Work required: Copy each line that has the string "Thobakgale" somewhere in it.

Dataset:
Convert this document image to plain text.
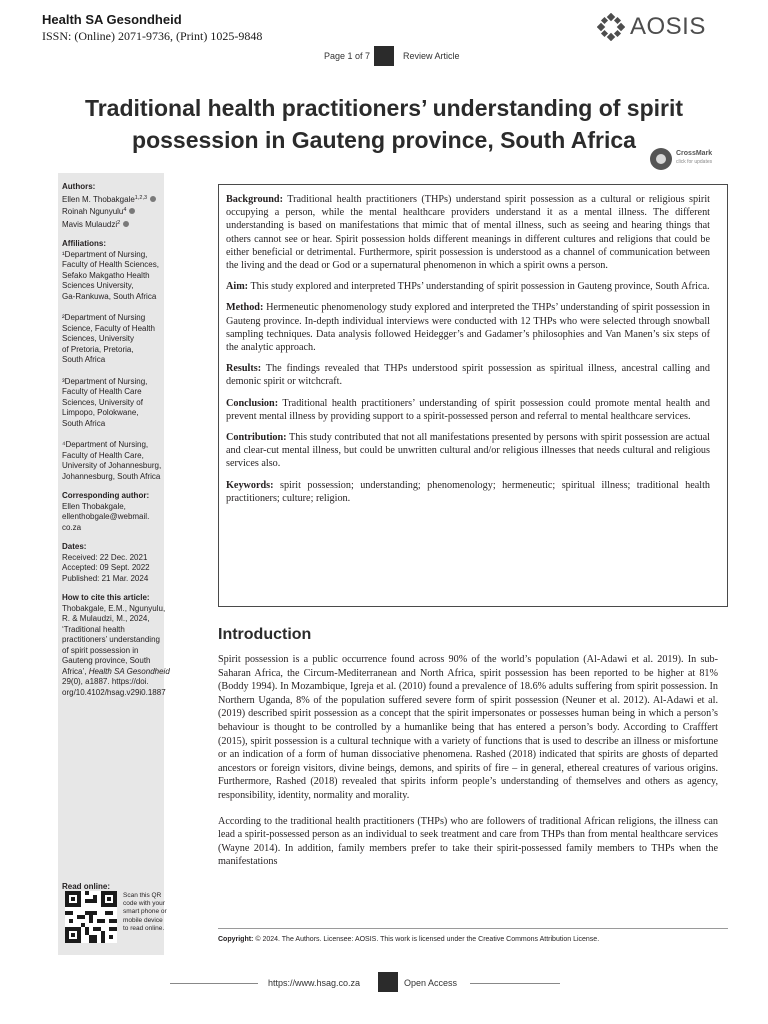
Health SA Gesondheid
ISSN: (Online) 2071-9736, (Print) 1025-9848	AOSIS
Page 1 of 7	Review Article
Traditional health practitioners’ understanding of spirit
possession in Gauteng province, South Africa
CrossMark
click for updates
Authors:
Ellen M. Thobakgale$^{1,2,3}$
Roinah Ngunyulu$^4$
Mavis Mulaudzi$^2$
Affiliations:
¹Department of Nursing,
Faculty of Health Sciences,
Sefako Makgatho Health
Sciences University,
Ga-Rankuwa, South Africa
²Department of Nursing
Science, Faculty of Health
Sciences, University
of Pretoria, Pretoria,
South Africa
³Department of Nursing,
Faculty of Health Care
Sciences, University of
Limpopo, Polokwane,
South Africa
⁴Department of Nursing,
Faculty of Health Care,
University of Johannesburg,
Johannesburg, South Africa
Corresponding author:
Ellen Thobakgale,
ellenthobgale@webmail.
co.za
Dates:
Received: 22 Dec. 2021
Accepted: 09 Sept. 2022
Published: 21 Mar. 2024
How to cite this article:
Thobakgale, E.M., Ngunyulu,
R. & Mulaudzi, M., 2024,
‘Traditional health
practitioners’ understanding
of spirit possession in
Gauteng province, South
Africa’, Health SA Gesondheid
29(0), a1887. https://doi.
org/10.4102/hsag.v29i0.1887
Read online:
Scan this QR
code with your
smart phone or
mobile device
to read online.

Background: Traditional health practitioners (THPs) understand spirit possession as a cultural or religious spirit occupying a person, while the mental healthcare providers understand it as a mental illness. The different understanding is based on manifestations that mimic that of mental illness, such as seeing and hearing things that others cannot see or hear. Spirit possession holds different meanings in different cultures and religions that could be either beneficial or detrimental. Furthermore, spirit possession is understood as a channel of communication between the living and the dead or God or a supernatural phenomenon in which a spirit owns a person.

Aim: This study explored and interpreted THPs’ understanding of spirit possession in Gauteng province, South Africa.

Method: Hermeneutic phenomenology study explored and interpreted the THPs’ understanding of spirit possession in Gauteng province. In-depth individual interviews were conducted with 12 THPs who were selected through snowball sampling techniques. Data analysis followed Heidegger’s and Gadamer’s philosophies and Van Manen’s six steps of the analytic approach.

Results: The findings revealed that THPs understood spirit possession as spiritual illness, ancestral calling and demonic spirit or witchcraft.

Conclusion: Traditional health practitioners’ understanding of spirit possession could promote mental health and prevent mental illness by providing support to a spirit-possessed person and referral to mental healthcare services.

Contribution: This study contributed that not all manifestations presented by persons with spirit possession are actual and clear-cut mental illness, but could be unwritten cultural and/or religious illnesses that needs cultural and religious services also.

Keywords: spirit possession; understanding; phenomenology; hermeneutic; spiritual illness; traditional health practitioners; culture; religion.

Introduction

Spirit possession is a public occurrence found across 90% of the world’s population (Al-Adawi et al. 2019). In sub-Saharan Africa, the Circum-Mediterranean and North Africa, spirit possession has been reported to be higher at 81% (Boddy 1994). In Mozambique, Igreja et al. (2010) found a prevalence of 18.6% adults suffering from spirit possession. In Northern Uganda, 8% of the population suffered severe form of spirit possession (Neuner et al. 2012). Al-Adawi et al. (2019) described spirit possession as a concept that the spirit impersonates or possesses human being in which a person’s behaviour is thought to be controlled by a humanlike being that has entered a person’s body. According to Crafffert (2015), spirit possession is a cultural technique with a variety of functions that is used to describe an illness or misfortune or an indication of a form of human dissociative phenomena. Rashed (2018) indicated that spirits are ghosts of departed ancestors or foreign visitors, divine beings, demons, and spirits of fire – in general, ethereal creatures of various origins. Furthermore, Rashed (2018) revealed that spirits inform people’s understanding of themselves and others as agency, responsibility, identity, normality and morality.

According to the traditional health practitioners (THPs) who are followers of traditional African religions, the illness can lead a spirit-possessed person as an individual to seek treatment and care from THPs than from mental healthcare services (Wayne 2014). In addition, family members prefer to take their spirit-possessed family members to THPs when the manifestations

Copyright: © 2024. The Authors. Licensee: AOSIS. This work is licensed under the Creative Commons Attribution License.
https://www.hsag.co.za	Open Access
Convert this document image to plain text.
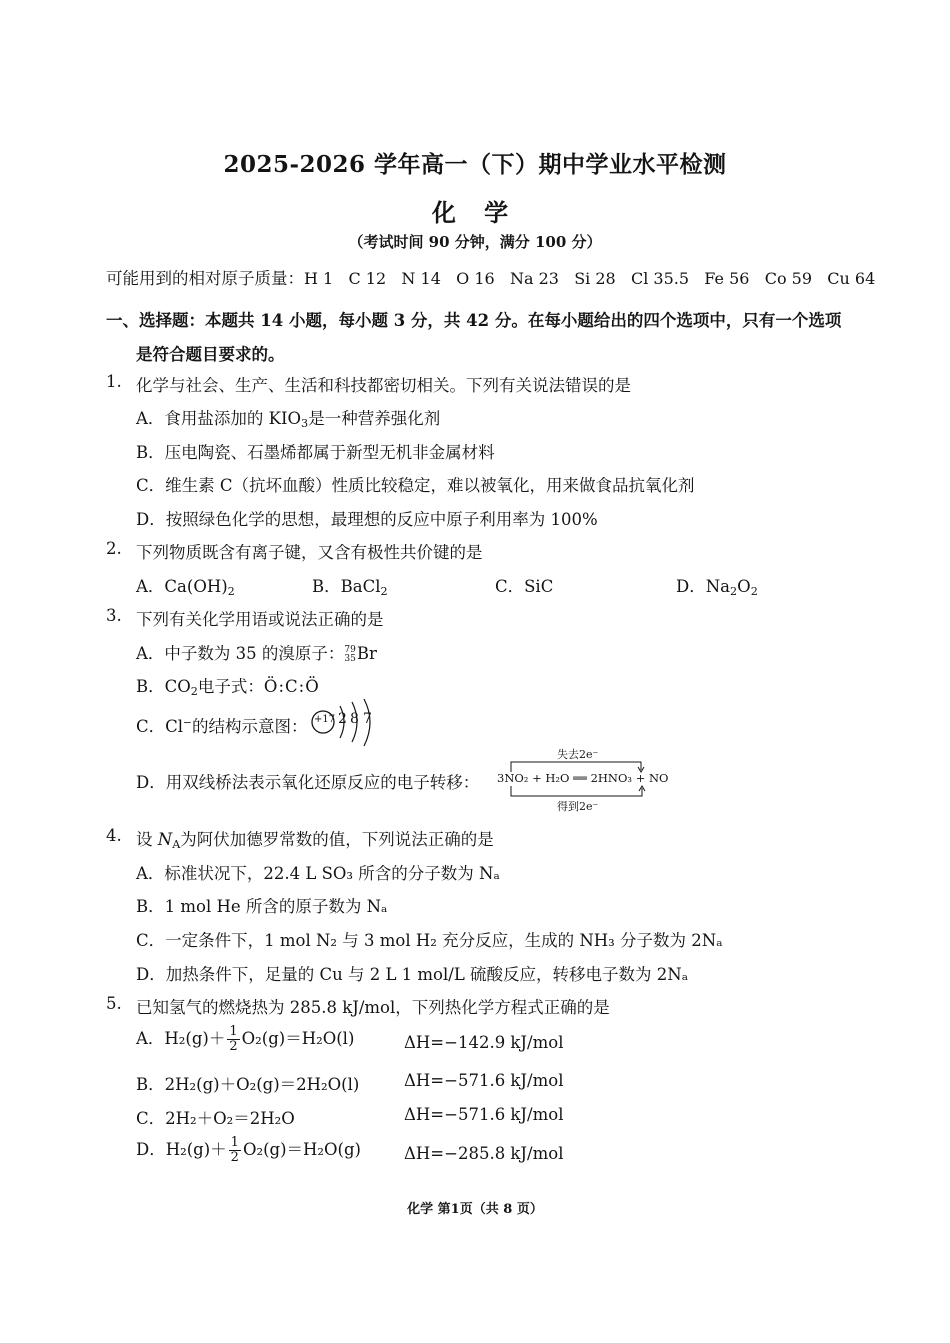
2025-2026 学年高一（下）期中学业水平检测
化 学
（考试时间 90 分钟，满分 100 分）
可能用到的相对原子质量：H 1   C 12   N 14   O 16   Na 23   Si 28   Cl 35.5   Fe 56   Co 59   Cu 64
一、选择题：本题共 14 小题，每小题 3 分，共 42 分。在每小题给出的四个选项中，只有一个选项
是符合题目要求的。
1. 化学与社会、生产、生活和科技都密切相关。下列有关说法错误的是
A．食用盐添加的 $KIO_3$是一种营养强化剂
B．压电陶瓷、石墨烯都属于新型无机非金属材料
C．维生素 C（抗坏血酸）性质比较稳定，难以被氧化，用来做食品抗氧化剂
D．按照绿色化学的思想，最理想的反应中原子利用率为 100%
2. 下列物质既含有离子键，又含有极性共价键的是
A．$Ca(OH)_2$	B．BaCl$_2$	C．SiC	D．$Na_2O_2$
3. 下列有关化学用语或说法正确的是
A．中子数为 35 的溴原子： 79
35 Br
B．$CO_2$电子式：Ö:C:Ö
C．Cl−的结构示意图： +17 2 8 7
D．用双线桥法表示氧化还原反应的电子转移：
失去2e⁻
3NO₂ + H₂O ══ 2HNO₃ + NO
得到2e⁻
4. 设 $N_A$为阿伏加德罗常数的值，下列说法正确的是
A．标准状况下，22.4 L SO₃ 所含的分子数为 Nₐ
B．1 mol He 所含的原子数为 Nₐ
C．一定条件下，1 mol N₂ 与 3 mol H₂ 充分反应，生成的 NH₃ 分子数为 2Nₐ
D．加热条件下，足量的 Cu 与 2 L 1 mol/L 硫酸反应，转移电子数为 2Nₐ
5. 已知氢气的燃烧热为 285.8 kJ/mol，下列热化学方程式正确的是
A．$H_2(g)+ \frac{1}{2} O_2(g)=H_2O(l)$	ΔH=−142.9 kJ/mol
B．2H₂(g)＋O₂(g)＝2H₂O(l)	ΔH=−571.6 kJ/mol
C．2H₂＋O₂＝2H₂O	ΔH=−571.6 kJ/mol
D．$H_2(g)+ \frac{1}{2} O_2(g)=H_2O(g)$	ΔH=−285.8 kJ/mol
化学 第1页（共 8 页）
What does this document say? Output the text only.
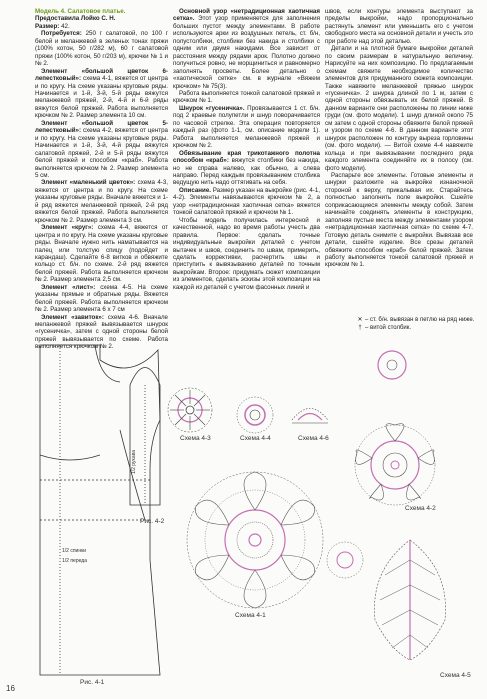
Модель 4. Салатовое платье.

Предоставила Лойко С. Н.

Размер: 42.

Потребуется: 250 г салатовой, по 100 г белой и меланжевой в зеленых тонах пряжи (100% котон, 50 г/282 м), 60 г салатовой пряжи (100% котон, 50 г/203 м), крючки № 1 и № 2.

Элемент «большой цветок 6-лепестковый»: схема 4-1, вяжется от центра и по кругу. На схеме указаны круговые ряды. Начинается и 1-й, 3-й, 5-й ряды вяжутся меланжевой пряжей, 2-й, 4-й и 6-й ряды вяжутся белой пряжей. Работа выполняется крючком № 2. Размер элемента 10 см.

Элемент «большой цветок 5-лепестковый»: схема 4-2, вяжется от центра и по кругу. На схеме указаны круговые ряды. Начинается и 1-й, 3-й, 4-й ряды вяжутся салатовой пряжей, 2-й и 5-й ряды вяжутся белой пряжей и способом «краб». Работа выполняется крючком № 2. Размер элемента 5 см.

Элемент «маленький цветок»: схема 4-3, вяжется от центра и по кругу. На схеме указаны круговые ряды. Вначале вяжется и 1-й ряд вяжется меланжевой пряжей, 2-й ряд вяжется белой пряжей. Работа выполняется крючком № 2. Размер элемента 3 см.

Элемент «круг»: схема 4-4, вяжется от центра и по кругу. На схеме указаны круговые ряды. Вначале нужно нить наматывается на палец или толстую спицу (подойдет и карандаш). Сделайте 6-8 витков и обвяжите кольцо ст. б/н. по схеме. 2-й ряд вяжется белой пряжей. Работа выполняется крючком № 2. Размер элемента 2,5 см.

Элемент «лист»: схема 4-5. На схеме указаны прямые и обратные ряды. Вяжется белой пряжей. Работа выполняется крючком № 2. Размер элемента 6 х 7 см

Элемент «завиток»: схема 4-6. Вначале меланжевой пряжей вывязывается шнурок «гусеничка», затем с одной стороны белой пряжей вывязывается по схеме. Работа выполняется крючком № 2.

Основной узор «нетрадиционная хаотичная сетка». Этот узор применяется для заполнения больших пустот между элементами. В работе используются арки из воздушных петель, ст. б/н, полустолбики, столбики без накида и столбики с одним или двумя накидами. Все зависит от расстояния между рядами арок. Полотно должно получиться ровно, не морщиниться и равномерно заполнять просветы. Более детально о «хаотической сетке» см. в журнале «Вяжем крючком» № 75(3).

Работа выполняется тонкой салатовой пряжей и крючком № 1.

Шнурок «гусеничка». Провязывается 1 ст. б/н. под 2 краевые полупетли и шнур поворачивается по часовой стрелке. Эта операция повторяется каждый раз (фото 1-1, см. описание модели 1). Работа выполняется меланжевой пряжей и крючком № 2.

Обвязывание края трикотажного полотна способом «краб»: вяжутся столбики без накида, но не справа налево, как обычно, а слева направо. Перед каждым провязыванием столбика ведущую нить надо оттягивать на себя.

Описание. Размер указан на выкройке (рис. 4-1, 4-2). Элементы навязываются крючком № 2, а узор «нетрадиционная хаотичная сетка» вяжется тонкой салатовой пряжей и крючком № 1.

Чтобы модель получилась интересной и качественной, надо во время работы учесть два правила. Первое: сделать точные индивидуальные выкройки деталей с учетом вытачек и швов, соединить по швам, примерить, сделать коррективки, расчертить швы и приступить к вывязыванию деталей по точным выкройкам. Второе: придумать сюжет композиции из элементов, сделать эскизы этой композиции на каждой из деталей с учетом фасонных линий и

швов, если контуры элемента выступают за пределы выкройки, надо пропорционально растянуть элемент или уменьшить его с учетом свободного места на основной детали и учесть это при работе над этой деталью.

Детали и на плотной бумаге выкройки деталей по своим размерам в натуральную величину. Нарисуйте на них композицию. По предлагаемым схемам свяжите необходимое количество элементов для придуманного сюжета композиции. Также навяжите меланжевой пряжью шнурок «гусеничка». 2 шнурка длиной по 1 м, затем с одной стороны обвязывать их белой пряжей. В данном варианте они расположены по линии ниже груди (см. фото модели). 1 шнур длиной около 75 см затем с одной стороны обвяжите белой пряжей и узором по схеме 4-6. В данном варианте этот шнурок расположен по контуру выреза горловины (см. фото модели). — Витой схеме 4-4 навяжите кольца и при вывязывании последнего ряда каждого элемента соединяйте их в полосу (см. фото модели).

Распарьте все элементы. Готовые элементы и шнурки разложите на выкройке изнаночной стороной к верху, прикалывая их. Старайтесь полностью заполнить поле выкройки. Сшейте соприкасающиеся элементы между собой. Затем начинайте соединять элементы в конструкцию, заполняя пустые места между элементами узором «нетрадиционная хаотичная сетка» по схеме 4-7. Готовую деталь снимите с выкройки. Вывязав все детали, сшейте изделие. Все срезы деталей обвяжите способом «краб» белой пряжей. Затем работу выполняется тонкой салатовой пряжей и крючком № 1.

✕ – ст. б/н. вывязан в петлю на ряд ниже.
† – витой столбик.
Схема 4-3	Схема 4-4	Схема 4-6
Схема 4-1
Схема 4-2
Схема 4-5
Рис. 4-1
Рис. 4-2
1/2 спинки
1/2 переда
1/2 рукава
16
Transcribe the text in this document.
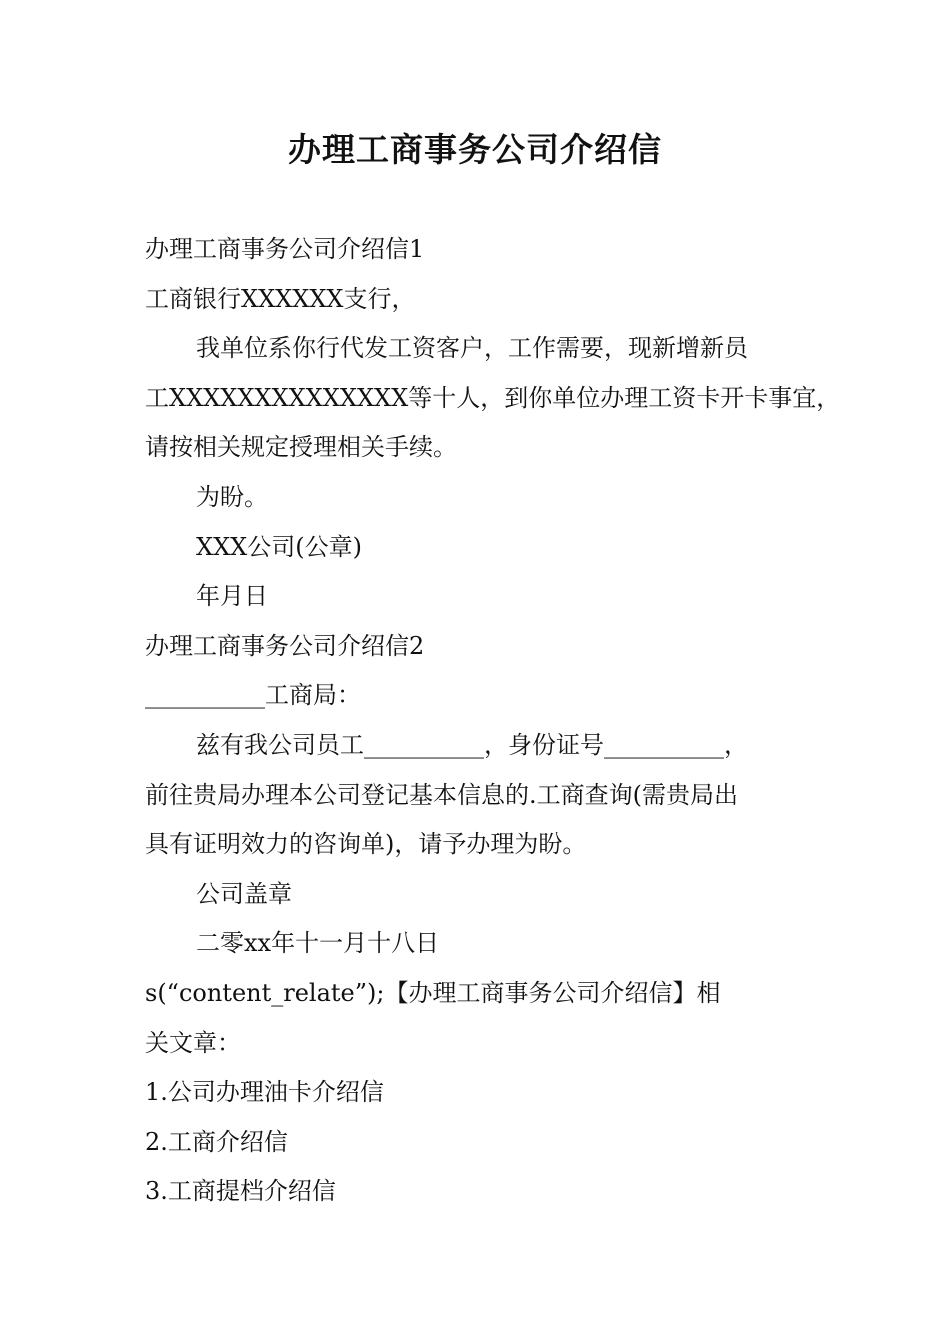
办理工商事务公司介绍信
办理工商事务公司介绍信1
工商银行XXXXXX支行，
我单位系你行代发工资客户，工作需要，现新增新员
工XXXXXXXXXXXXXX等十人，到你单位办理工资卡开卡事宜，
请按相关规定授理相关手续。
为盼。
XXX公司(公章)
年月日
办理工商事务公司介绍信2
__________工商局：
兹有我公司员工__________，身份证号__________，
前往贵局办理本公司登记基本信息的.工商查询(需贵局出
具有证明效力的咨询单)，请予办理为盼。
公司盖章
二零xx年十一月十八日
s(“content_relate”);【办理工商事务公司介绍信】相
关文章：
1.公司办理油卡介绍信
2.工商介绍信
3.工商提档介绍信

Response for this exercise:
Ellen M. Thobakgale$^{1,2,3}$
Ellen Thobakgale,
Thobakgale, E.M., Ngunyulu,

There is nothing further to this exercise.